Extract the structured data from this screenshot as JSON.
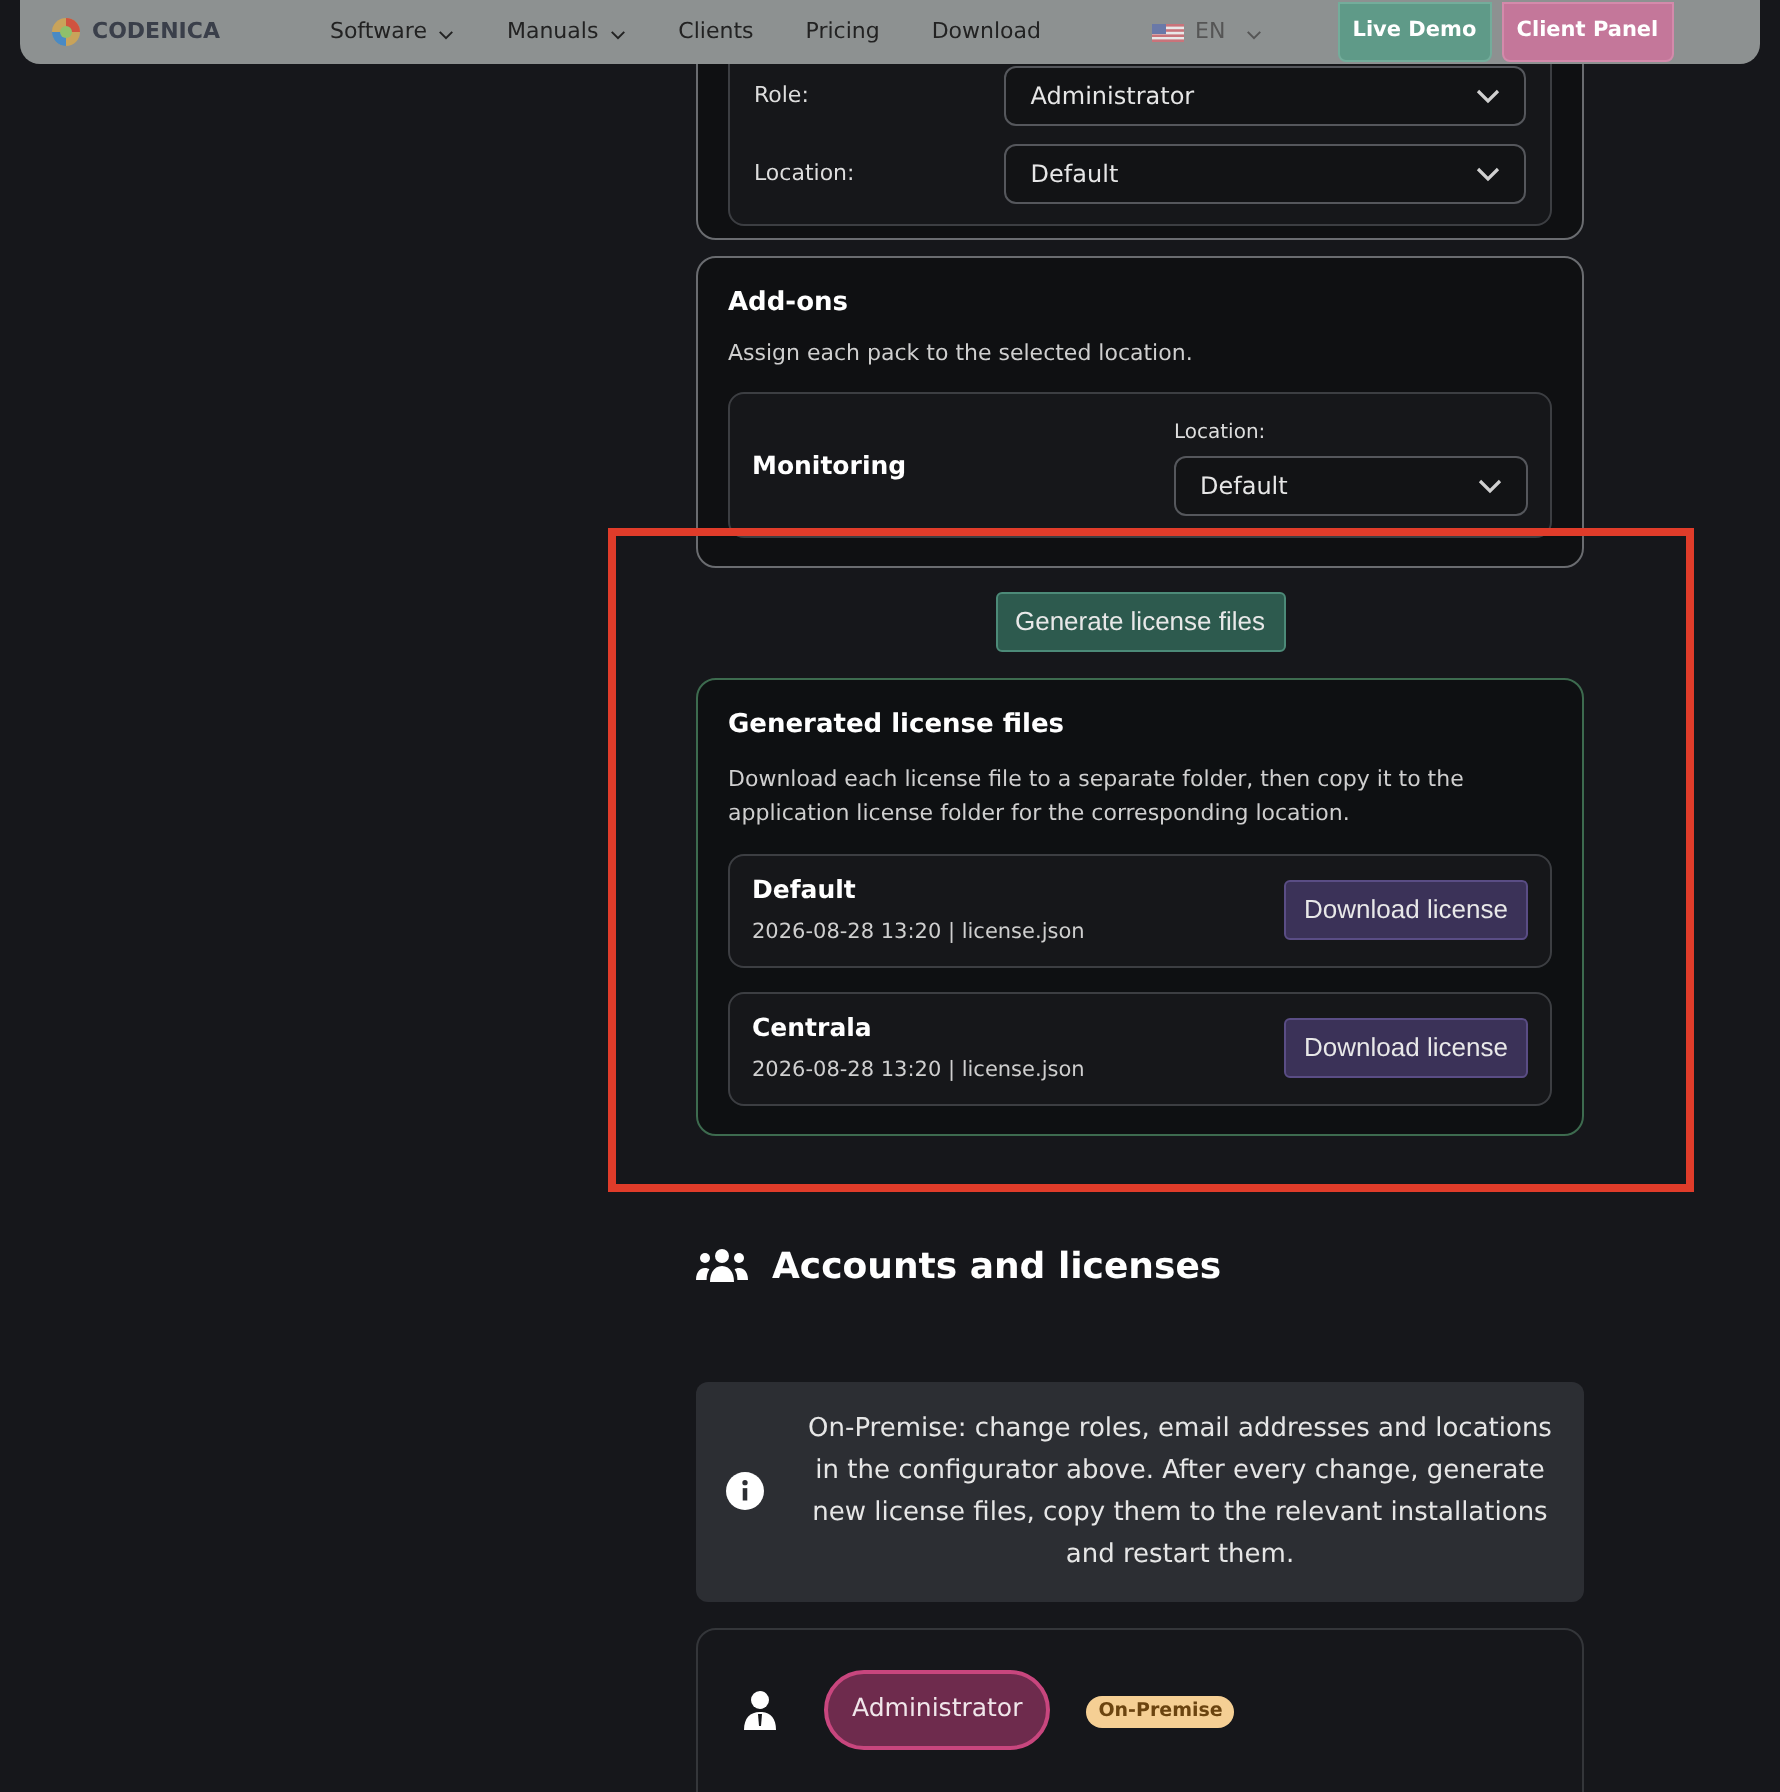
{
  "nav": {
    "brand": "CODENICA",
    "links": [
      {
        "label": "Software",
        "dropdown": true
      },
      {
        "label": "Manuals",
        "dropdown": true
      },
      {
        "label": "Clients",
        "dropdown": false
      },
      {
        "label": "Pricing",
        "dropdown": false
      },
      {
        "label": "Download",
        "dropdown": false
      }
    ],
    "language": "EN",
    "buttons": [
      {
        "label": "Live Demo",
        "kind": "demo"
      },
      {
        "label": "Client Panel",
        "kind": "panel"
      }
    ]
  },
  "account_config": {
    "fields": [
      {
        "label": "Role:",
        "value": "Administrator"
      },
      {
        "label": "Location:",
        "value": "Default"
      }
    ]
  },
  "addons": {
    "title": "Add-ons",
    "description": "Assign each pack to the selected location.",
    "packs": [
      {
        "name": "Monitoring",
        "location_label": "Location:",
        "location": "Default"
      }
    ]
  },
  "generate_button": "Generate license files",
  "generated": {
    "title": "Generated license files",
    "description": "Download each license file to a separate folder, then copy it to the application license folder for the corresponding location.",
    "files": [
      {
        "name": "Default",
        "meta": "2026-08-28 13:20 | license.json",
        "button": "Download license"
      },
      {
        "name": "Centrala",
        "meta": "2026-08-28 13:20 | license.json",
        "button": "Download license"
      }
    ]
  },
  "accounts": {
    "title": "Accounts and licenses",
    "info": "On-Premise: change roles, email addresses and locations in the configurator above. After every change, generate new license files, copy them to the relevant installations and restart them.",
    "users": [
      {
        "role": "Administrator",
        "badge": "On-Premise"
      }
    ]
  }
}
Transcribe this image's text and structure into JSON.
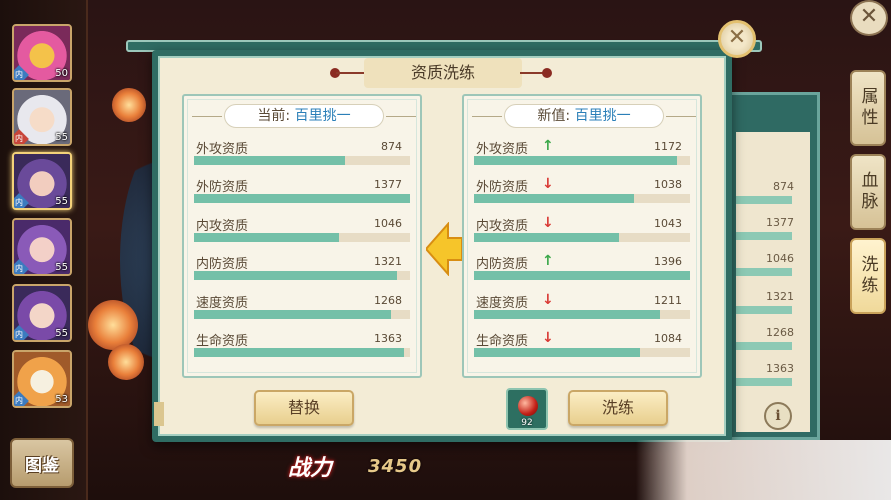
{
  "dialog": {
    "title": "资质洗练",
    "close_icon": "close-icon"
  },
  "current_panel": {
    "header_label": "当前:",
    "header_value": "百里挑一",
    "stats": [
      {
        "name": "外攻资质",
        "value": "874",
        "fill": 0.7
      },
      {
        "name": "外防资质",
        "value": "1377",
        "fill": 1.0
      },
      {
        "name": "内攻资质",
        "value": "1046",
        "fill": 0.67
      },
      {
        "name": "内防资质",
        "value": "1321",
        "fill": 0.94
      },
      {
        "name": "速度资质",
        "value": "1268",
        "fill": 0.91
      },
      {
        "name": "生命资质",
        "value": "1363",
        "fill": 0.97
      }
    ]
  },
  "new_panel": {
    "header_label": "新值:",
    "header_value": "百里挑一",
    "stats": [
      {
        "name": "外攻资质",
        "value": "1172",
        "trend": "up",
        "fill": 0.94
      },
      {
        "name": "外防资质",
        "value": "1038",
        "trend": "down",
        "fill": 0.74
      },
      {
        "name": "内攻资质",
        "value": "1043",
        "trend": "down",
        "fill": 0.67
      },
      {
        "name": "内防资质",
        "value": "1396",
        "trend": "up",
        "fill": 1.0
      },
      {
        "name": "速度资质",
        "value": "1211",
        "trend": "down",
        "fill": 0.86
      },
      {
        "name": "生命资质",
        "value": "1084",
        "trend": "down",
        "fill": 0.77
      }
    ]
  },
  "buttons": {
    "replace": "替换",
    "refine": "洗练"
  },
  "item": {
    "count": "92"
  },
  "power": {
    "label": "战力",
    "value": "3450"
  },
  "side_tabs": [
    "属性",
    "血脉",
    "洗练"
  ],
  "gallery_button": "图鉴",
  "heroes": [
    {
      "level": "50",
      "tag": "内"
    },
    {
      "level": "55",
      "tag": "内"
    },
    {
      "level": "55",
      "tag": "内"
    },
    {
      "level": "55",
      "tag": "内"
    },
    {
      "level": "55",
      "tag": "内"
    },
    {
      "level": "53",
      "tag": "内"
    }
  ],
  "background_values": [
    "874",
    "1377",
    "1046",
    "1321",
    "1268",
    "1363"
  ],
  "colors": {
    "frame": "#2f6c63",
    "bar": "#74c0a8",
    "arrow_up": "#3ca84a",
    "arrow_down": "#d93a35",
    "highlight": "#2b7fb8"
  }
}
################
Copy the listing word for word, excluding its pictures.

Extract the structured data from this screenshot as JSON.
{
  "nav": {
    "brand": "CODENICA",
    "links": [
      {
        "label": "Software",
        "dropdown": true
      },
      {
        "label": "Manuals",
        "dropdown": true
      },
      {
        "label": "Clients",
        "dropdown": false
      },
      {
        "label": "Pricing",
        "dropdown": false
      },
      {
        "label": "Download",
        "dropdown": false
      }
    ],
    "language": "EN",
    "buttons": [
      {
        "label": "Live Demo",
        "kind": "demo"
      },
      {
        "label": "Client Panel",
        "kind": "panel"
      }
    ]
  },
  "account_config": {
    "fields": [
      {
        "label": "Role:",
        "value": "Administrator"
      },
      {
        "label": "Location:",
        "value": "Default"
      }
    ]
  },
  "addons": {
    "title": "Add-ons",
    "description": "Assign each pack to the selected location.",
    "packs": [
      {
        "name": "Monitoring",
        "location_label": "Location:",
        "location": "Default"
      }
    ]
  },
  "generate_button": "Generate license files",
  "generated": {
    "title": "Generated license files",
    "description": "Download each license file to a separate folder, then copy it to the application license folder for the corresponding location.",
    "files": [
      {
        "name": "Default",
        "meta": "2026-08-28 13:20 | license.json",
        "button": "Download license"
      },
      {
        "name": "Centrala",
        "meta": "2026-08-28 13:20 | license.json",
        "button": "Download license"
      }
    ]
  },
  "accounts": {
    "title": "Accounts and licenses",
    "info": "On-Premise: change roles, email addresses and locations in the configurator above. After every change, generate new license files, copy them to the relevant installations and restart them.",
    "users": [
      {
        "role": "Administrator",
        "badge": "On-Premise"
      }
    ]
  }
}
Transcribe this image's text and structure into JSON.
{
  "dialog": {
    "title": "资质洗练",
    "close_icon": "close-icon"
  },
  "current_panel": {
    "header_label": "当前:",
    "header_value": "百里挑一",
    "stats": [
      {
        "name": "外攻资质",
        "value": "874",
        "fill": 0.7
      },
      {
        "name": "外防资质",
        "value": "1377",
        "fill": 1.0
      },
      {
        "name": "内攻资质",
        "value": "1046",
        "fill": 0.67
      },
      {
        "name": "内防资质",
        "value": "1321",
        "fill": 0.94
      },
      {
        "name": "速度资质",
        "value": "1268",
        "fill": 0.91
      },
      {
        "name": "生命资质",
        "value": "1363",
        "fill": 0.97
      }
    ]
  },
  "new_panel": {
    "header_label": "新值:",
    "header_value": "百里挑一",
    "stats": [
      {
        "name": "外攻资质",
        "value": "1172",
        "trend": "up",
        "fill": 0.94
      },
      {
        "name": "外防资质",
        "value": "1038",
        "trend": "down",
        "fill": 0.74
      },
      {
        "name": "内攻资质",
        "value": "1043",
        "trend": "down",
        "fill": 0.67
      },
      {
        "name": "内防资质",
        "value": "1396",
        "trend": "up",
        "fill": 1.0
      },
      {
        "name": "速度资质",
        "value": "1211",
        "trend": "down",
        "fill": 0.86
      },
      {
        "name": "生命资质",
        "value": "1084",
        "trend": "down",
        "fill": 0.77
      }
    ]
  },
  "buttons": {
    "replace": "替换",
    "refine": "洗练"
  },
  "item": {
    "count": "92"
  },
  "power": {
    "label": "战力",
    "value": "3450"
  },
  "side_tabs": [
    "属性",
    "血脉",
    "洗练"
  ],
  "gallery_button": "图鉴",
  "heroes": [
    {
      "level": "50",
      "tag": "内"
    },
    {
      "level": "55",
      "tag": "内"
    },
    {
      "level": "55",
      "tag": "内"
    },
    {
      "level": "55",
      "tag": "内"
    },
    {
      "level": "55",
      "tag": "内"
    },
    {
      "level": "53",
      "tag": "内"
    }
  ],
  "background_values": [
    "874",
    "1377",
    "1046",
    "1321",
    "1268",
    "1363"
  ],
  "colors": {
    "frame": "#2f6c63",
    "bar": "#74c0a8",
    "arrow_up": "#3ca84a",
    "arrow_down": "#d93a35",
    "highlight": "#2b7fb8"
  }
}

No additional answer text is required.